— Challenge —
Of the lines in the records that follow, how many include the word "比你阔的多啦"? Answer with a bare number.

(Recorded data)
-------

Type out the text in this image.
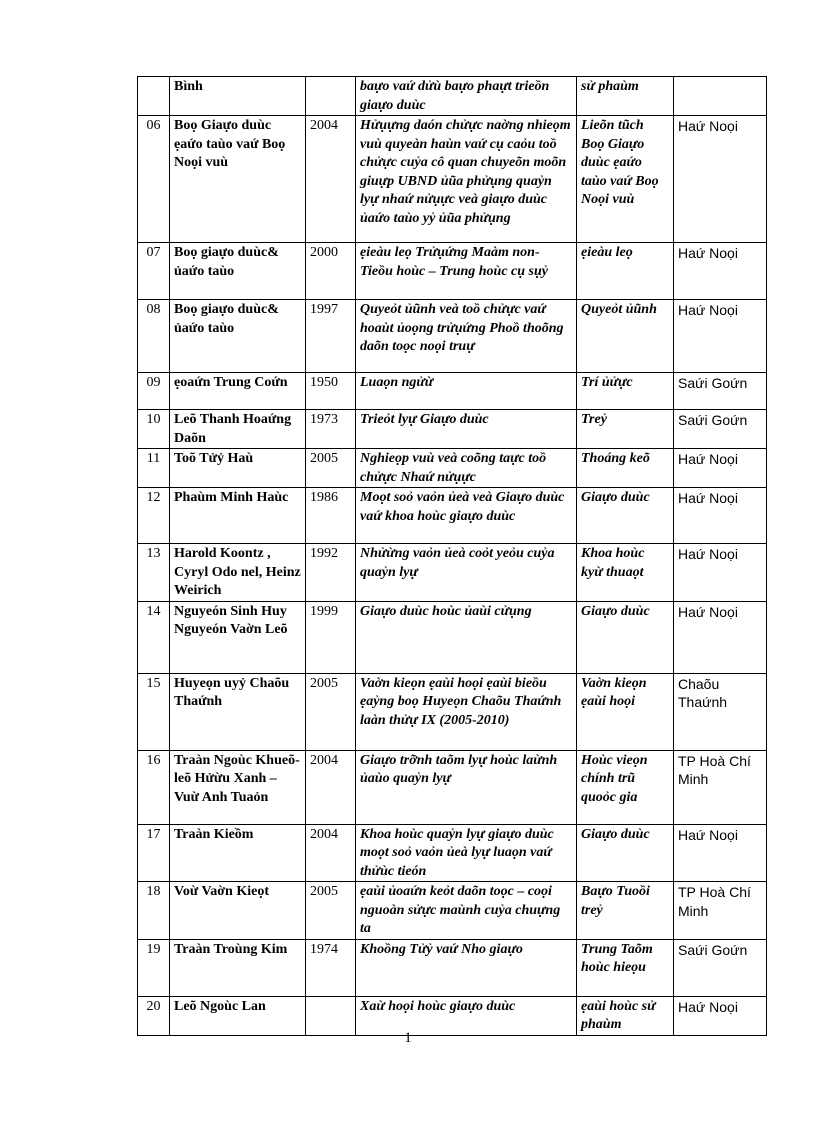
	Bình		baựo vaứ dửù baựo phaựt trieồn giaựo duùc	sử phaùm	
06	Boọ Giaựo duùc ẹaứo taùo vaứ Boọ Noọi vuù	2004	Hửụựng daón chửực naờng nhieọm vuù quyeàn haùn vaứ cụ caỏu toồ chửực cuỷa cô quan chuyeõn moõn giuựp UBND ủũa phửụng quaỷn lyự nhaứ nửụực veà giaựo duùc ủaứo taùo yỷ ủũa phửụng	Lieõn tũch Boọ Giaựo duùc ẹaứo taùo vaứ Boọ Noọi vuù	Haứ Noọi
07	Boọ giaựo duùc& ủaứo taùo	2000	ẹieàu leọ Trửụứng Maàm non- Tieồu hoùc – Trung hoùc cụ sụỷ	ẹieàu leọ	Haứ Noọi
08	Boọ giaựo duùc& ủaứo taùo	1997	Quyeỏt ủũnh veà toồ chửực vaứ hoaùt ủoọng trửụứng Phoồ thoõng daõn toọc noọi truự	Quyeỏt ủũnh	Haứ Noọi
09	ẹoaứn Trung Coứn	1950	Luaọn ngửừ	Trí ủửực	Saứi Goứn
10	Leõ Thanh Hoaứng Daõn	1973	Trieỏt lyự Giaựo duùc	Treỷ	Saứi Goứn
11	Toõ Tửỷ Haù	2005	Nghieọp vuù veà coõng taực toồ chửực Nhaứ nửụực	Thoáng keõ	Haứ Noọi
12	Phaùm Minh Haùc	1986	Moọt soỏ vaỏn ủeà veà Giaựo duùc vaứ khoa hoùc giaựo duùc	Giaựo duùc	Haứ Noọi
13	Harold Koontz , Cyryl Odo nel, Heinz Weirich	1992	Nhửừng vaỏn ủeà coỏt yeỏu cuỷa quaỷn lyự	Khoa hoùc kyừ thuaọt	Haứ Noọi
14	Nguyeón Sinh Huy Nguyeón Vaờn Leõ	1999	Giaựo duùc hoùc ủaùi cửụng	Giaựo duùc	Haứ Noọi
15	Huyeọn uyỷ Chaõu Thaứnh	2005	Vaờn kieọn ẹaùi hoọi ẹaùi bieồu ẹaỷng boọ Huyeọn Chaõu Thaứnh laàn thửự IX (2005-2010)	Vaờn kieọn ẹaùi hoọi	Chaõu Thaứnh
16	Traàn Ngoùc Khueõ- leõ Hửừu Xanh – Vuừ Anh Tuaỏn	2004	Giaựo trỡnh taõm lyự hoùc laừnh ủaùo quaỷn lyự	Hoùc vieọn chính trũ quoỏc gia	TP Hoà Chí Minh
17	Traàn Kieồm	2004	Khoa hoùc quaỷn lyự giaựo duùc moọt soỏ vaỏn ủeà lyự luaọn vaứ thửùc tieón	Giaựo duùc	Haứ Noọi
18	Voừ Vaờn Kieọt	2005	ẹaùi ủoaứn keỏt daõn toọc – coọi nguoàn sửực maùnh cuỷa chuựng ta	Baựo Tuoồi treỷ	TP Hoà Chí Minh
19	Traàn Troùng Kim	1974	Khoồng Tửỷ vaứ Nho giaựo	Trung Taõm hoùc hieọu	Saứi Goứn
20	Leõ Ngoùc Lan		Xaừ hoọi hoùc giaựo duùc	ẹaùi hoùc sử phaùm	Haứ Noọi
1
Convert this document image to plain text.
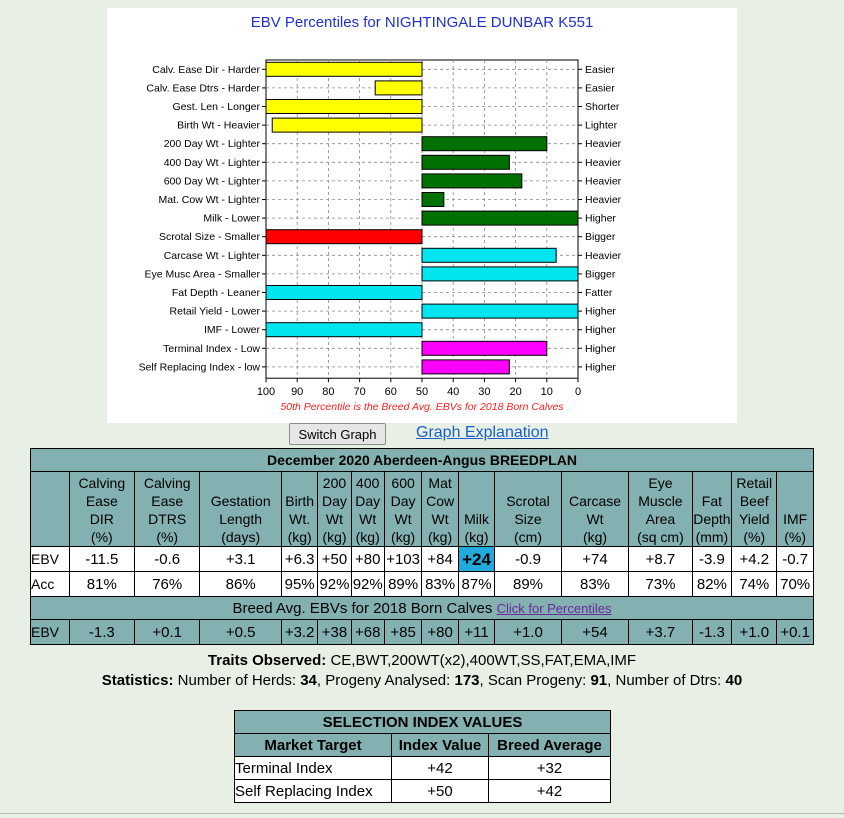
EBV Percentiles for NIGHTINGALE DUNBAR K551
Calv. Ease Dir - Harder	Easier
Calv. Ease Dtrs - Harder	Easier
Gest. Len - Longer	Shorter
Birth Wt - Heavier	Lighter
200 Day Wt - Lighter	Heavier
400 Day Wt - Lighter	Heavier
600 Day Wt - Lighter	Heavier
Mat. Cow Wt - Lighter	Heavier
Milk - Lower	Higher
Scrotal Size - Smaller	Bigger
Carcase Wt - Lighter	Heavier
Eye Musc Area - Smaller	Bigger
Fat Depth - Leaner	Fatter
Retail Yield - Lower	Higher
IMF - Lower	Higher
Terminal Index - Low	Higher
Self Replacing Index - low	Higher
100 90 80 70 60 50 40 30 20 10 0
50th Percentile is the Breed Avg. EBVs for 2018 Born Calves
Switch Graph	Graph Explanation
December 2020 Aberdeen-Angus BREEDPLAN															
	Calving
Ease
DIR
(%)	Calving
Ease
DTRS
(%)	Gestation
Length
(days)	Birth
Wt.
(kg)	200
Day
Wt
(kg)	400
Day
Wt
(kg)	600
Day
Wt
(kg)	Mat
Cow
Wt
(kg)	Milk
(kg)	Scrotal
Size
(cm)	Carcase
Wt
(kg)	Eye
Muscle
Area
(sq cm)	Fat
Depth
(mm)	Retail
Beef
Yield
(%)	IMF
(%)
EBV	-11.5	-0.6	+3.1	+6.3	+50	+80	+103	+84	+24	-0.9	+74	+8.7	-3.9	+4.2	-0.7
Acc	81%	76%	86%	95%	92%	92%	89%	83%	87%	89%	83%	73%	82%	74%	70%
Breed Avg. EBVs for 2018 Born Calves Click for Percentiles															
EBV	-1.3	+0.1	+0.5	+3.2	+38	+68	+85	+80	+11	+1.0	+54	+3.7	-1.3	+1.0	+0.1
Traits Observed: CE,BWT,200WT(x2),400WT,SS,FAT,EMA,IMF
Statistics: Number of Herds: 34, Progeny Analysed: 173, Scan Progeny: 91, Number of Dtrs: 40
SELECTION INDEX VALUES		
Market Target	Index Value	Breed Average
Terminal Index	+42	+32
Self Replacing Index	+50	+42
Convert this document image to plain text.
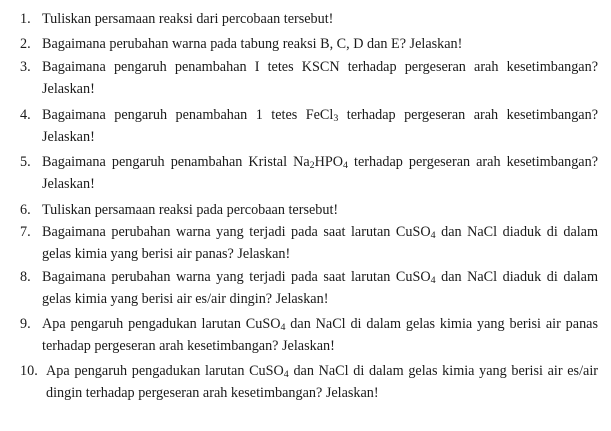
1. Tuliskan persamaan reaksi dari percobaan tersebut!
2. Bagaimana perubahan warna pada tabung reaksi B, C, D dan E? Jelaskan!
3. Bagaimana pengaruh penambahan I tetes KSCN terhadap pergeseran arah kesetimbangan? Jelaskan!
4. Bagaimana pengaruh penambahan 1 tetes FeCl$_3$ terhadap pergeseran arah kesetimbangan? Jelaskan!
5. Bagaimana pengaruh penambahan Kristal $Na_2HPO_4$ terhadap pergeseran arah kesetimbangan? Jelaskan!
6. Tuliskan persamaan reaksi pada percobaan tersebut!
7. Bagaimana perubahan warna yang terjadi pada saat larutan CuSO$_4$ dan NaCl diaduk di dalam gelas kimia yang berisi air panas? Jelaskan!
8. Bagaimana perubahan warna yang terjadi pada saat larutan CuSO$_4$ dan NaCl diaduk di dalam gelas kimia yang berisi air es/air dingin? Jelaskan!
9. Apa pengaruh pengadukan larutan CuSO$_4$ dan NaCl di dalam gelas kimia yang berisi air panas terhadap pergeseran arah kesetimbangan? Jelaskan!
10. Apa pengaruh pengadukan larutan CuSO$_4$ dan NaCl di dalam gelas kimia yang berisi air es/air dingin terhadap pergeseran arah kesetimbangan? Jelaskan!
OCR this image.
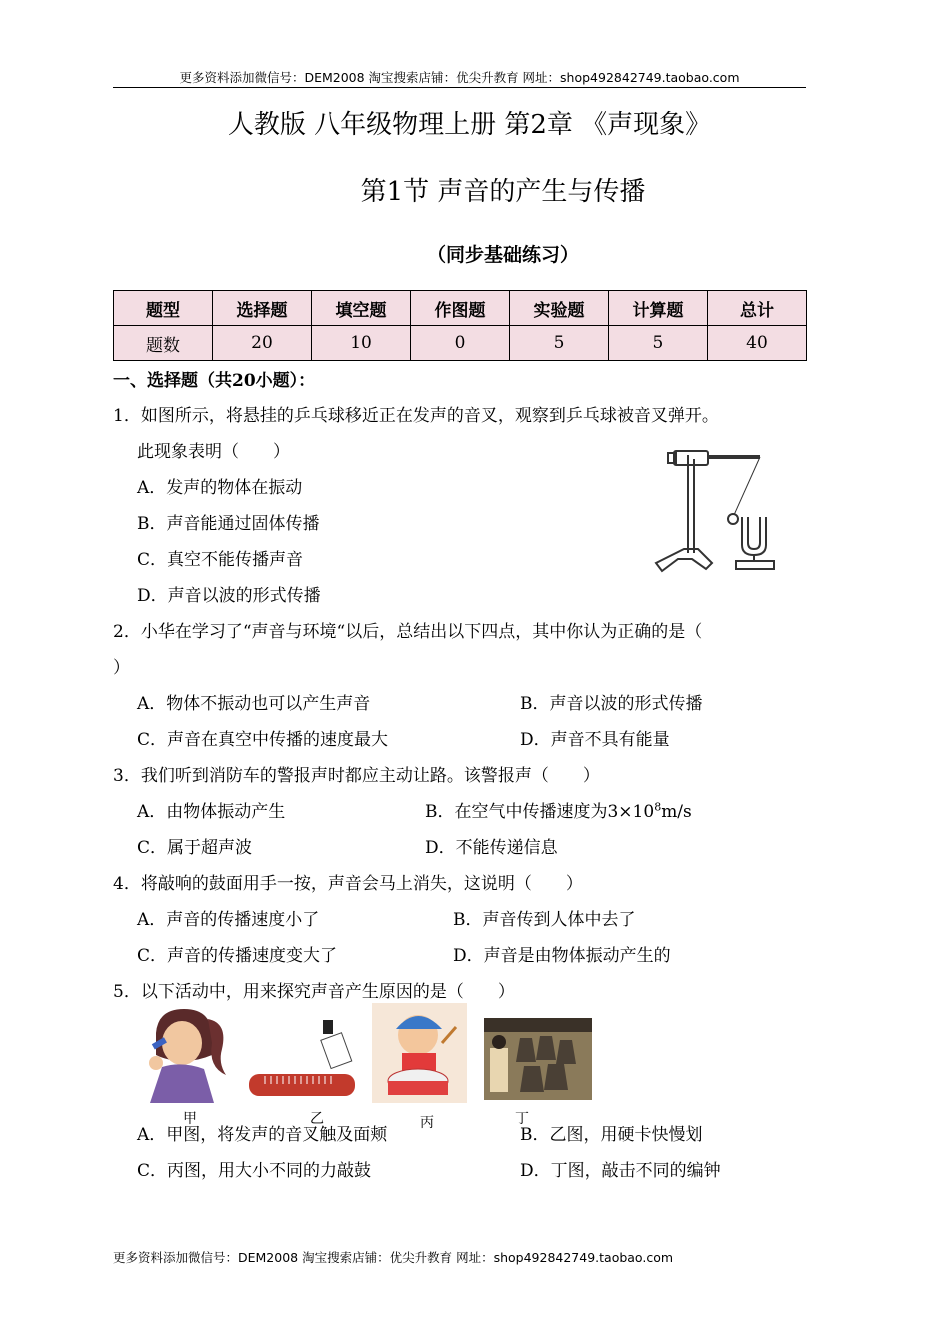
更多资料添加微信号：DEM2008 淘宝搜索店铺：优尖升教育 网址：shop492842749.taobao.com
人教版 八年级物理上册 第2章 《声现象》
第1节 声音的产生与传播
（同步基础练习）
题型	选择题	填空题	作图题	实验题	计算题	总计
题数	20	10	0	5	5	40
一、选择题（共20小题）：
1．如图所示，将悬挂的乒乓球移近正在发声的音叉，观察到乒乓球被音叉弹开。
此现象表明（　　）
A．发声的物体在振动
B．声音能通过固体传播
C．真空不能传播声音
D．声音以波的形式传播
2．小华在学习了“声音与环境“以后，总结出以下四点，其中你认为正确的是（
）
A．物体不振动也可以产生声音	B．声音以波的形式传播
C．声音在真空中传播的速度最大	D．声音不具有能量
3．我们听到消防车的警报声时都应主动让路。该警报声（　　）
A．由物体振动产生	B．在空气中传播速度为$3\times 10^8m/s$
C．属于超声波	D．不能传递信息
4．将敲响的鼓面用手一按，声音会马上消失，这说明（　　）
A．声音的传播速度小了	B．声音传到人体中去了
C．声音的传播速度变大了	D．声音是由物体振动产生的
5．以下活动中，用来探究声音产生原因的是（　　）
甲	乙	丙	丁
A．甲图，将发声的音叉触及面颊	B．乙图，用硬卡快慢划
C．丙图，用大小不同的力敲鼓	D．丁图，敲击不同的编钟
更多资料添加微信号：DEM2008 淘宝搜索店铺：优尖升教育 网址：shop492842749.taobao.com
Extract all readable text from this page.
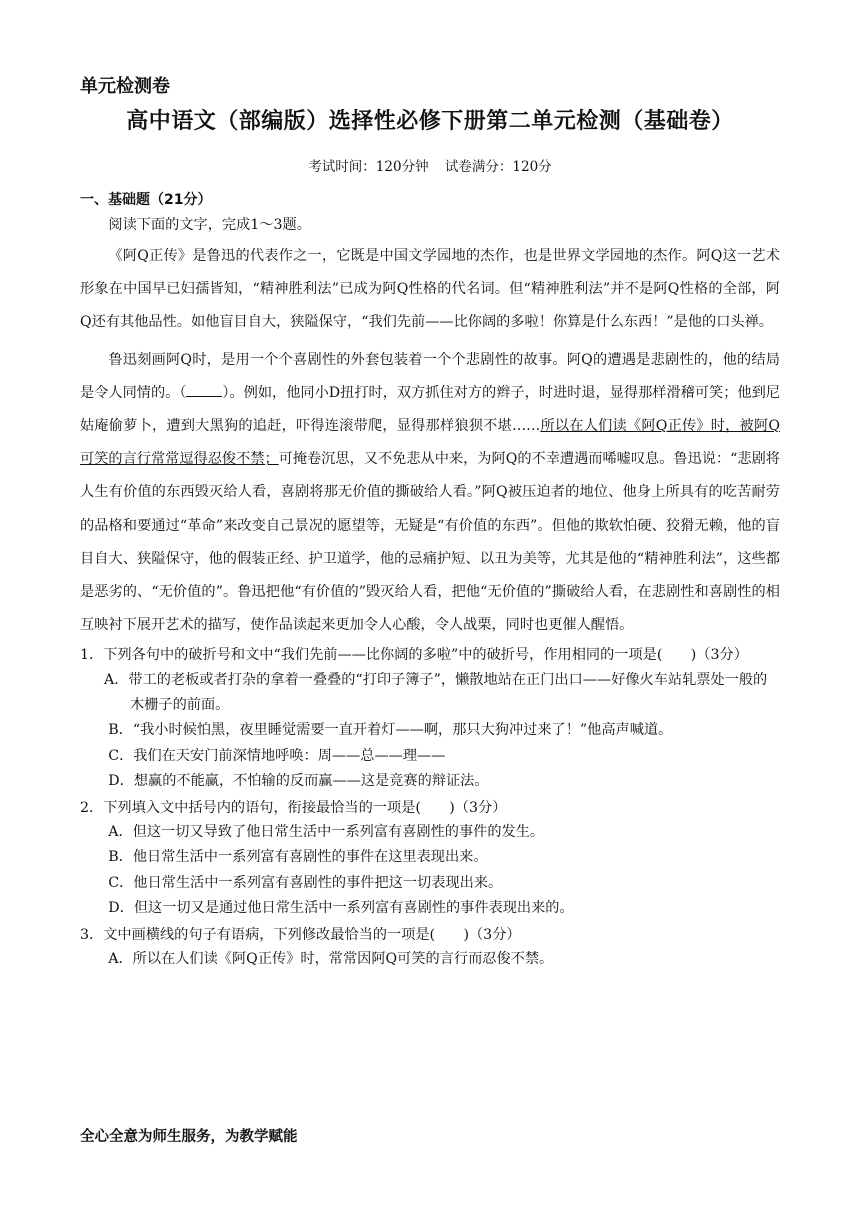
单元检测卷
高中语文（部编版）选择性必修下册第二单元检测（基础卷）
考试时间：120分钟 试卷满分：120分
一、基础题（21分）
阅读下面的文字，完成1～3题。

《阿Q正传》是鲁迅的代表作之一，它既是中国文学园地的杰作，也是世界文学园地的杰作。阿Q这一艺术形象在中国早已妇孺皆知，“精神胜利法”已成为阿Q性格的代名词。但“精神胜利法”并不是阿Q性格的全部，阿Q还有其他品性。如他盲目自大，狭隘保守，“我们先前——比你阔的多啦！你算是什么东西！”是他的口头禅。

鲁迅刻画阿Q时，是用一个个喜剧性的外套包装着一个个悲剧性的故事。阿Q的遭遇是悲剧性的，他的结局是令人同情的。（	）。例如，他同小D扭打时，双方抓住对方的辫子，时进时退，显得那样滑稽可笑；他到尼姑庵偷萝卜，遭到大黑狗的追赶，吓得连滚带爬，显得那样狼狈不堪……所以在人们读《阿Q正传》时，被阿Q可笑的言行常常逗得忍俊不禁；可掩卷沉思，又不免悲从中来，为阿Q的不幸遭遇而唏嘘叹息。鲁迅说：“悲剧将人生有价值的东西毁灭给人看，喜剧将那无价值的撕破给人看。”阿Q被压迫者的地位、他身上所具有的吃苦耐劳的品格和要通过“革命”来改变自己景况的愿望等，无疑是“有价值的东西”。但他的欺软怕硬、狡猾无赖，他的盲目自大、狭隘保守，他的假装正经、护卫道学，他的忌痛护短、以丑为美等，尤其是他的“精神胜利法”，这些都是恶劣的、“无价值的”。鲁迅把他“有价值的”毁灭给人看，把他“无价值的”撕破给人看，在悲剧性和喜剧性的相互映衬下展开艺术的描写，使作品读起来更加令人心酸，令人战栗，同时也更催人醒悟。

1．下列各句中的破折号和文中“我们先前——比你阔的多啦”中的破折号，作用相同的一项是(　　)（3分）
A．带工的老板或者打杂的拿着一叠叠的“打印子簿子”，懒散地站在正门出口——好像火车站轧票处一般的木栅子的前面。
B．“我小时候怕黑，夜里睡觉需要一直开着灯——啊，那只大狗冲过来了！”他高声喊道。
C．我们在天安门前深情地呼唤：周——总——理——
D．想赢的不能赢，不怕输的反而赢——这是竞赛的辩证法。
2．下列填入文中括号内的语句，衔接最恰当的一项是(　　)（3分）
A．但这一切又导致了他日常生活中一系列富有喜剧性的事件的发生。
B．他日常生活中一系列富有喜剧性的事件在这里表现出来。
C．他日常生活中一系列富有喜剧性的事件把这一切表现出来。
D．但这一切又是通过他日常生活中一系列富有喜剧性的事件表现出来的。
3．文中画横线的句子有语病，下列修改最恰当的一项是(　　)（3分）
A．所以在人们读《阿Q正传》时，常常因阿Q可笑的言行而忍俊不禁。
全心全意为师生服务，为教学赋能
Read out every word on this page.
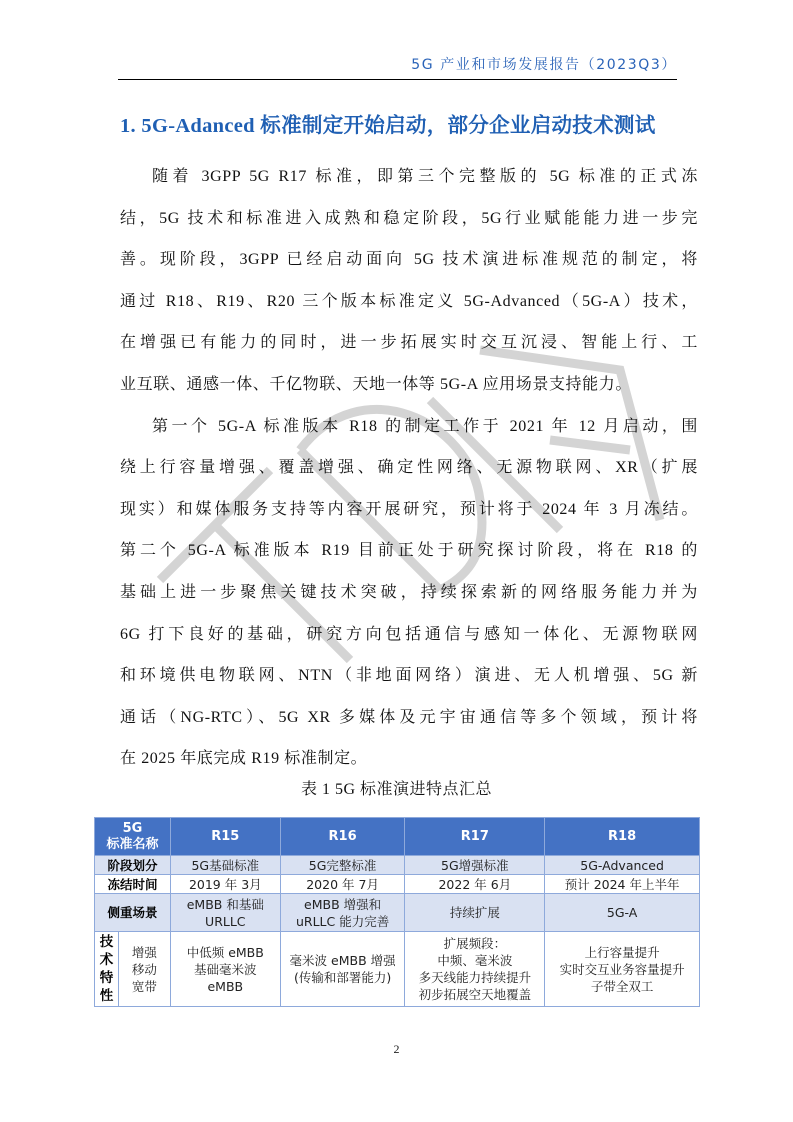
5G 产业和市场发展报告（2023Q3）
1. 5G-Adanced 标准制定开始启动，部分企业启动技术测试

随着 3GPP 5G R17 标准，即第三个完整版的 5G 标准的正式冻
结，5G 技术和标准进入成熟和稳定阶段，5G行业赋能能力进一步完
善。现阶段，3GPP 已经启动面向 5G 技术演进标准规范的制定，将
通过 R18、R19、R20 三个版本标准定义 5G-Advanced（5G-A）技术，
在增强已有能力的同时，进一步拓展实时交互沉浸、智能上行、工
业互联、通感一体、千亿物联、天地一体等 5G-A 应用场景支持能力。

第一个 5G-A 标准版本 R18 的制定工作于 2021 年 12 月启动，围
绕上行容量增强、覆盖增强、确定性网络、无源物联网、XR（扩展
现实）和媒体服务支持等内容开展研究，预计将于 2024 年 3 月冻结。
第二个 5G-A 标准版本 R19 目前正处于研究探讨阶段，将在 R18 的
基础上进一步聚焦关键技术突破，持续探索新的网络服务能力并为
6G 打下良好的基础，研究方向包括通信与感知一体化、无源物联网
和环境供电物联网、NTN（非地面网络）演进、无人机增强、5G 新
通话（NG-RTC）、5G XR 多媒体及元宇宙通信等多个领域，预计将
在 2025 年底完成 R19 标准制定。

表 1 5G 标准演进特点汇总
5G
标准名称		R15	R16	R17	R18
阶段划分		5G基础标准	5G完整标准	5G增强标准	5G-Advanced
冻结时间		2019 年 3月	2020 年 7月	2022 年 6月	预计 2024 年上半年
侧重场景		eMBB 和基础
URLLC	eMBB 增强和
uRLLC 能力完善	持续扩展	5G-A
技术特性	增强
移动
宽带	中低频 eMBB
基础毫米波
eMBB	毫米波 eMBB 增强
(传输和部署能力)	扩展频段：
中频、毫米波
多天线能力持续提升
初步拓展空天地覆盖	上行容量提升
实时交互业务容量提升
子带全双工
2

-------

— Task response —
2